▶ What you will do
From the entries below, gather every line containing the string "were".

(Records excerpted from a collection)
• • • • •
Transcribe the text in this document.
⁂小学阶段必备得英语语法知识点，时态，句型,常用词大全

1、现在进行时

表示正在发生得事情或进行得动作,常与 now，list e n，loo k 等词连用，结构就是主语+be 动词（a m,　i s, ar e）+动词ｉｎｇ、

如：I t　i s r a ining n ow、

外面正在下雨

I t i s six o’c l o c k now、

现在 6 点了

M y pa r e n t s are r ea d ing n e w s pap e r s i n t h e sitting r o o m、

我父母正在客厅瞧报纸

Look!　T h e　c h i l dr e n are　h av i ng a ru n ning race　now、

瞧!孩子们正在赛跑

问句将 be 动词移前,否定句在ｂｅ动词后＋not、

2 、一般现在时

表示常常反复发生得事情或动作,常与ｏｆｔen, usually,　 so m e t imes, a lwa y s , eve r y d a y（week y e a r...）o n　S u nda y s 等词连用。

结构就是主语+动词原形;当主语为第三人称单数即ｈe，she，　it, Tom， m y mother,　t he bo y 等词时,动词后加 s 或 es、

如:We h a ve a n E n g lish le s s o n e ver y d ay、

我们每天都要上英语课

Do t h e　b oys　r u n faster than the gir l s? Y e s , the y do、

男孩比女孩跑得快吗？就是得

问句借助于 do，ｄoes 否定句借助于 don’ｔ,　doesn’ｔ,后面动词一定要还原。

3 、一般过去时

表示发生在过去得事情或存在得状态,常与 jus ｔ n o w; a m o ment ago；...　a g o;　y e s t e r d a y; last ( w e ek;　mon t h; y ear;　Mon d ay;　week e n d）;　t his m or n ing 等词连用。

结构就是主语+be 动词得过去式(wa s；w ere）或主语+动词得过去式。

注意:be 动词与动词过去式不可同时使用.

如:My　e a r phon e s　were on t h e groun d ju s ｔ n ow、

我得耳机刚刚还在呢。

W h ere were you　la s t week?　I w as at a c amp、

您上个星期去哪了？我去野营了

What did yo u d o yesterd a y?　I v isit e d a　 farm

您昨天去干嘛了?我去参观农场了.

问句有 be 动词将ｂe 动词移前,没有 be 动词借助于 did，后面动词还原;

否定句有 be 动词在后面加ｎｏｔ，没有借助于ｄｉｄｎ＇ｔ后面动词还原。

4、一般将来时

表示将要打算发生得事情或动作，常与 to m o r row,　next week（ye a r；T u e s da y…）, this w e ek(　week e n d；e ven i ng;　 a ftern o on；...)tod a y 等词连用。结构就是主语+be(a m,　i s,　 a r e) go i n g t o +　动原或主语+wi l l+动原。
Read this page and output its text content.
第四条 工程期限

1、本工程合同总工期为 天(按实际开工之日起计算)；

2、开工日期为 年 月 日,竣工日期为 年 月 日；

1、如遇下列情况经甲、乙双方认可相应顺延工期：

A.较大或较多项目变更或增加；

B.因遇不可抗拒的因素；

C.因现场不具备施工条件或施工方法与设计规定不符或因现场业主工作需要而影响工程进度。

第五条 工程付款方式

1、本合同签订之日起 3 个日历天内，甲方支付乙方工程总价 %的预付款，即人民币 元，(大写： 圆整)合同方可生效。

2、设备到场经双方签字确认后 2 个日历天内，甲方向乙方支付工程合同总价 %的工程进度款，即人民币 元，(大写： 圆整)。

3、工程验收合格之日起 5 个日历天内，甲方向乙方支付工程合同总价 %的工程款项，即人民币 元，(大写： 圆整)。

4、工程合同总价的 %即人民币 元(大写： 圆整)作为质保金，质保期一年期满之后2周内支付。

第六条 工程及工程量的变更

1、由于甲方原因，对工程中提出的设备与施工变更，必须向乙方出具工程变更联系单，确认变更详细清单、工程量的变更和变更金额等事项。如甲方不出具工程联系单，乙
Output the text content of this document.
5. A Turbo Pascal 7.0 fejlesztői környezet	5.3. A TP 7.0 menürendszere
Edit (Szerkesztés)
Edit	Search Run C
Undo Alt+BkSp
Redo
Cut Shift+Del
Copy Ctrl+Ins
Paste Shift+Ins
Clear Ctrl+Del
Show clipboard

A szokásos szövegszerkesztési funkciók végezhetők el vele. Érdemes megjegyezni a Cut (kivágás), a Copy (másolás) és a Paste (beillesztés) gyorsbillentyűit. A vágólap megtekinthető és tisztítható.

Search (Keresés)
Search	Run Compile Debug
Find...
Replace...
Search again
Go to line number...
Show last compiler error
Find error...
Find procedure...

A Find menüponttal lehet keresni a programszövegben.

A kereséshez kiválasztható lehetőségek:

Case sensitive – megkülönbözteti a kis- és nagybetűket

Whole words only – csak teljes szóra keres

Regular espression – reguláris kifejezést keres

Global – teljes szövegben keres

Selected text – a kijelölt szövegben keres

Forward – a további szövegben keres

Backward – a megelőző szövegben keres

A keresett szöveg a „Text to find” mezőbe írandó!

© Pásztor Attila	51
• • • • •
▶ Worked solution
如:My　e a r phon e s　were on t h e groun d ju s ｔ n ow、
W h ere were you　la s t week?　I w as at a c amp、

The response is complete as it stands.